OBJECTIVE:
Retype the whole listing verbatim and keep the pictures out of it.

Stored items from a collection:
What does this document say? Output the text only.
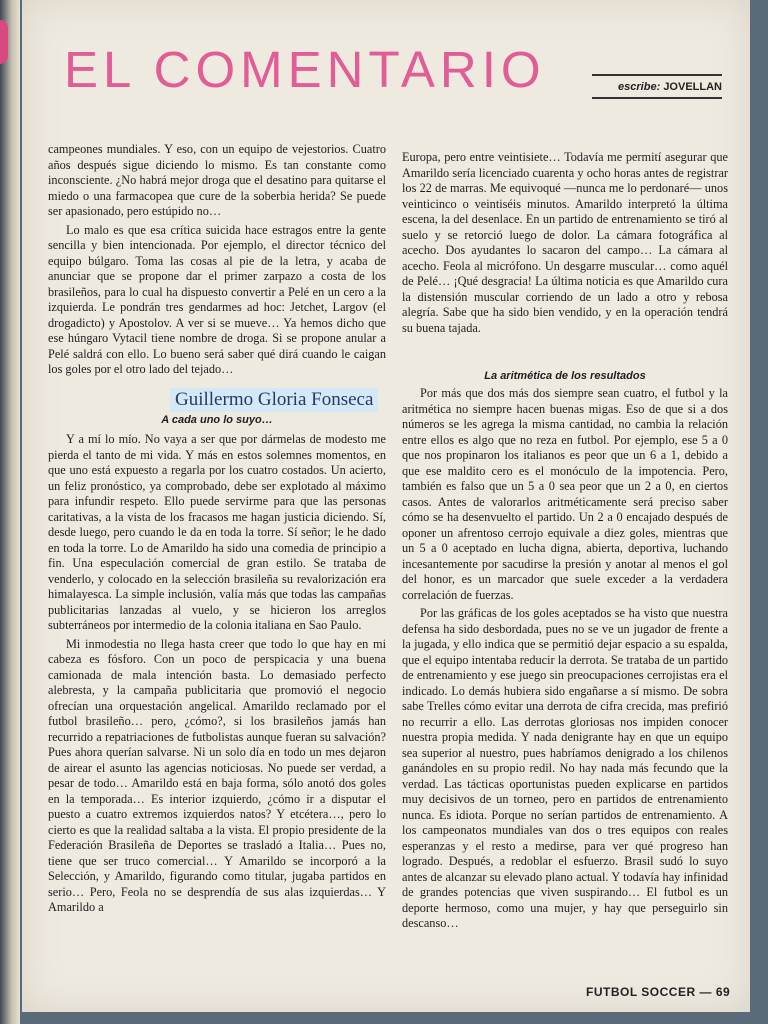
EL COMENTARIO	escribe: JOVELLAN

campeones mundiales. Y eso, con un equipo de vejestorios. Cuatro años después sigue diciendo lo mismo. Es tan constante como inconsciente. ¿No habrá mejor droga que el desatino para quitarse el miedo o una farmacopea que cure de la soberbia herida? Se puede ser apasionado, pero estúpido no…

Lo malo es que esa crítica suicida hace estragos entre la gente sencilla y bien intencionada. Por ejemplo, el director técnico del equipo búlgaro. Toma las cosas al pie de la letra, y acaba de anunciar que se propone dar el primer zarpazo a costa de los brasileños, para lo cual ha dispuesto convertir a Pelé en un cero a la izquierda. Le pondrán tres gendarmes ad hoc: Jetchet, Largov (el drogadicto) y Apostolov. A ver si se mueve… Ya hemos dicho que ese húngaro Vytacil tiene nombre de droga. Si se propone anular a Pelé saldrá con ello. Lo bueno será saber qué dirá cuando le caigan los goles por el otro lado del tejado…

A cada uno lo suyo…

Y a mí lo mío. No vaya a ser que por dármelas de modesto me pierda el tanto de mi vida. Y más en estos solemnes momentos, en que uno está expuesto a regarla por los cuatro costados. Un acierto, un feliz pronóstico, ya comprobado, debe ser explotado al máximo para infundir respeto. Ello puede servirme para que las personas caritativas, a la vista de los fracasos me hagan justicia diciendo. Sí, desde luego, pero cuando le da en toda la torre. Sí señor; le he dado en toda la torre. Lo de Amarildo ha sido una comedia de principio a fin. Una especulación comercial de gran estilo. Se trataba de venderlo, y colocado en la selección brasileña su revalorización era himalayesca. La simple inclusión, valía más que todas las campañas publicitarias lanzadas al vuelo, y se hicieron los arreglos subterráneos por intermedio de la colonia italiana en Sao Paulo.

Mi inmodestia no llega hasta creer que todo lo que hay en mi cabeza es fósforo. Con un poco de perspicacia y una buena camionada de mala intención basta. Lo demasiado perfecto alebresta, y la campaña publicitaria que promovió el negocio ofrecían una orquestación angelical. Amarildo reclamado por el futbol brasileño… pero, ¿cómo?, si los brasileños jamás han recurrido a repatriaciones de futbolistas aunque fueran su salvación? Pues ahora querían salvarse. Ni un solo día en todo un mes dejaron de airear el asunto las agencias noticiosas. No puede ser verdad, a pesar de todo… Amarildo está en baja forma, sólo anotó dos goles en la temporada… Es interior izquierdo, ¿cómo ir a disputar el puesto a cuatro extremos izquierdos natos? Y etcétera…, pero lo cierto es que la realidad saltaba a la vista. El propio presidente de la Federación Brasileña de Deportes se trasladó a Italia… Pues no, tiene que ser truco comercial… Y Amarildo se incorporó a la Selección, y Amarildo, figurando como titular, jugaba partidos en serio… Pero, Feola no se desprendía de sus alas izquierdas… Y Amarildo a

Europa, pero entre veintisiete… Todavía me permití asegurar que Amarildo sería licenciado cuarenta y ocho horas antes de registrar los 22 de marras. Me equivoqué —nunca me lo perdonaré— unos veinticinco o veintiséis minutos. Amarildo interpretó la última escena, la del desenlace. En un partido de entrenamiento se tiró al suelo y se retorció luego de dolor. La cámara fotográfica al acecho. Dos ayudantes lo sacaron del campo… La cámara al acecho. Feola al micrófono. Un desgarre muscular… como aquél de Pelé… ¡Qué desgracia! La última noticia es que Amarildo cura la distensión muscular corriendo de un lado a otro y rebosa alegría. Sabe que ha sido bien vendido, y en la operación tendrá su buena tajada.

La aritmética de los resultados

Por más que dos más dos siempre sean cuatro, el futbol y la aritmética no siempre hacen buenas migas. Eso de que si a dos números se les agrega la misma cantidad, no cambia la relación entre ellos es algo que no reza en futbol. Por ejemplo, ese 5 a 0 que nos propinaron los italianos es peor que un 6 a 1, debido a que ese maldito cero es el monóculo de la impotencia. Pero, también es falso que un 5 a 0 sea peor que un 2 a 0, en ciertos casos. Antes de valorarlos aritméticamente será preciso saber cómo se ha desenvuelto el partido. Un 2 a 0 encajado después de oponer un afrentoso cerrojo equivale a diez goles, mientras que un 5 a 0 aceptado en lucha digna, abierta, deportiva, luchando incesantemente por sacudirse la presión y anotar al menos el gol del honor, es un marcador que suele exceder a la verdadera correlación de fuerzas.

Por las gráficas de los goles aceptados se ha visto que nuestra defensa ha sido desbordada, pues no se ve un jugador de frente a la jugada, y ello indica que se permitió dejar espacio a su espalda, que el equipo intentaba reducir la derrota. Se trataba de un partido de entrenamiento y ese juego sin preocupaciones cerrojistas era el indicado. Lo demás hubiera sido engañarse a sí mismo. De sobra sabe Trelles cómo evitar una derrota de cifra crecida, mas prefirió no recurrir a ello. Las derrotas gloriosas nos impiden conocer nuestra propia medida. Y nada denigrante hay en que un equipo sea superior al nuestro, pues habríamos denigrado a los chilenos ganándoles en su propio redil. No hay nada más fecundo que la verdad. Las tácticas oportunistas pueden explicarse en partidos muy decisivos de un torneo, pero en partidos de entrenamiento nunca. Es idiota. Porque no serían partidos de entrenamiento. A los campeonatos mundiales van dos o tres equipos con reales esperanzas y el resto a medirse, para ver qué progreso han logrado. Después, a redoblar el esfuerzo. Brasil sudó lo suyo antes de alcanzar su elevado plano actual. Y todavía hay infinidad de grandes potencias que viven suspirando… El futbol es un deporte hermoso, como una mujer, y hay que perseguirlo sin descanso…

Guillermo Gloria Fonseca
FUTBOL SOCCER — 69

ANSWER TO THE EXERCISE:
What does this document say? Output the text only.
EL COMENTARIO	escribe: JOVELLAN

campeones mundiales. Y eso, con un equipo de vejestorios. Cuatro años después sigue diciendo lo mismo. Es tan constante como inconsciente. ¿No habrá mejor droga que el desatino para quitarse el miedo o una farmacopea que cure de la soberbia herida? Se puede ser apasionado, pero estúpido no…

Lo malo es que esa crítica suicida hace estragos entre la gente sencilla y bien intencionada. Por ejemplo, el director técnico del equipo búlgaro. Toma las cosas al pie de la letra, y acaba de anunciar que se propone dar el primer zarpazo a costa de los brasileños, para lo cual ha dispuesto convertir a Pelé en un cero a la izquierda. Le pondrán tres gendarmes ad hoc: Jetchet, Largov (el drogadicto) y Apostolov. A ver si se mueve… Ya hemos dicho que ese húngaro Vytacil tiene nombre de droga. Si se propone anular a Pelé saldrá con ello. Lo bueno será saber qué dirá cuando le caigan los goles por el otro lado del tejado…

A cada uno lo suyo…

Y a mí lo mío. No vaya a ser que por dármelas de modesto me pierda el tanto de mi vida. Y más en estos solemnes momentos, en que uno está expuesto a regarla por los cuatro costados. Un acierto, un feliz pronóstico, ya comprobado, debe ser explotado al máximo para infundir respeto. Ello puede servirme para que las personas caritativas, a la vista de los fracasos me hagan justicia diciendo. Sí, desde luego, pero cuando le da en toda la torre. Sí señor; le he dado en toda la torre. Lo de Amarildo ha sido una comedia de principio a fin. Una especulación comercial de gran estilo. Se trataba de venderlo, y colocado en la selección brasileña su revalorización era himalayesca. La simple inclusión, valía más que todas las campañas publicitarias lanzadas al vuelo, y se hicieron los arreglos subterráneos por intermedio de la colonia italiana en Sao Paulo.

Mi inmodestia no llega hasta creer que todo lo que hay en mi cabeza es fósforo. Con un poco de perspicacia y una buena camionada de mala intención basta. Lo demasiado perfecto alebresta, y la campaña publicitaria que promovió el negocio ofrecían una orquestación angelical. Amarildo reclamado por el futbol brasileño… pero, ¿cómo?, si los brasileños jamás han recurrido a repatriaciones de futbolistas aunque fueran su salvación? Pues ahora querían salvarse. Ni un solo día en todo un mes dejaron de airear el asunto las agencias noticiosas. No puede ser verdad, a pesar de todo… Amarildo está en baja forma, sólo anotó dos goles en la temporada… Es interior izquierdo, ¿cómo ir a disputar el puesto a cuatro extremos izquierdos natos? Y etcétera…, pero lo cierto es que la realidad saltaba a la vista. El propio presidente de la Federación Brasileña de Deportes se trasladó a Italia… Pues no, tiene que ser truco comercial… Y Amarildo se incorporó a la Selección, y Amarildo, figurando como titular, jugaba partidos en serio… Pero, Feola no se desprendía de sus alas izquierdas… Y Amarildo a

Europa, pero entre veintisiete… Todavía me permití asegurar que Amarildo sería licenciado cuarenta y ocho horas antes de registrar los 22 de marras. Me equivoqué —nunca me lo perdonaré— unos veinticinco o veintiséis minutos. Amarildo interpretó la última escena, la del desenlace. En un partido de entrenamiento se tiró al suelo y se retorció luego de dolor. La cámara fotográfica al acecho. Dos ayudantes lo sacaron del campo… La cámara al acecho. Feola al micrófono. Un desgarre muscular… como aquél de Pelé… ¡Qué desgracia! La última noticia es que Amarildo cura la distensión muscular corriendo de un lado a otro y rebosa alegría. Sabe que ha sido bien vendido, y en la operación tendrá su buena tajada.

La aritmética de los resultados

Por más que dos más dos siempre sean cuatro, el futbol y la aritmética no siempre hacen buenas migas. Eso de que si a dos números se les agrega la misma cantidad, no cambia la relación entre ellos es algo que no reza en futbol. Por ejemplo, ese 5 a 0 que nos propinaron los italianos es peor que un 6 a 1, debido a que ese maldito cero es el monóculo de la impotencia. Pero, también es falso que un 5 a 0 sea peor que un 2 a 0, en ciertos casos. Antes de valorarlos aritméticamente será preciso saber cómo se ha desenvuelto el partido. Un 2 a 0 encajado después de oponer un afrentoso cerrojo equivale a diez goles, mientras que un 5 a 0 aceptado en lucha digna, abierta, deportiva, luchando incesantemente por sacudirse la presión y anotar al menos el gol del honor, es un marcador que suele exceder a la verdadera correlación de fuerzas.

Por las gráficas de los goles aceptados se ha visto que nuestra defensa ha sido desbordada, pues no se ve un jugador de frente a la jugada, y ello indica que se permitió dejar espacio a su espalda, que el equipo intentaba reducir la derrota. Se trataba de un partido de entrenamiento y ese juego sin preocupaciones cerrojistas era el indicado. Lo demás hubiera sido engañarse a sí mismo. De sobra sabe Trelles cómo evitar una derrota de cifra crecida, mas prefirió no recurrir a ello. Las derrotas gloriosas nos impiden conocer nuestra propia medida. Y nada denigrante hay en que un equipo sea superior al nuestro, pues habríamos denigrado a los chilenos ganándoles en su propio redil. No hay nada más fecundo que la verdad. Las tácticas oportunistas pueden explicarse en partidos muy decisivos de un torneo, pero en partidos de entrenamiento nunca. Es idiota. Porque no serían partidos de entrenamiento. A los campeonatos mundiales van dos o tres equipos con reales esperanzas y el resto a medirse, para ver qué progreso han logrado. Después, a redoblar el esfuerzo. Brasil sudó lo suyo antes de alcanzar su elevado plano actual. Y todavía hay infinidad de grandes potencias que viven suspirando… El futbol es un deporte hermoso, como una mujer, y hay que perseguirlo sin descanso…

Guillermo Gloria Fonseca
FUTBOL SOCCER — 69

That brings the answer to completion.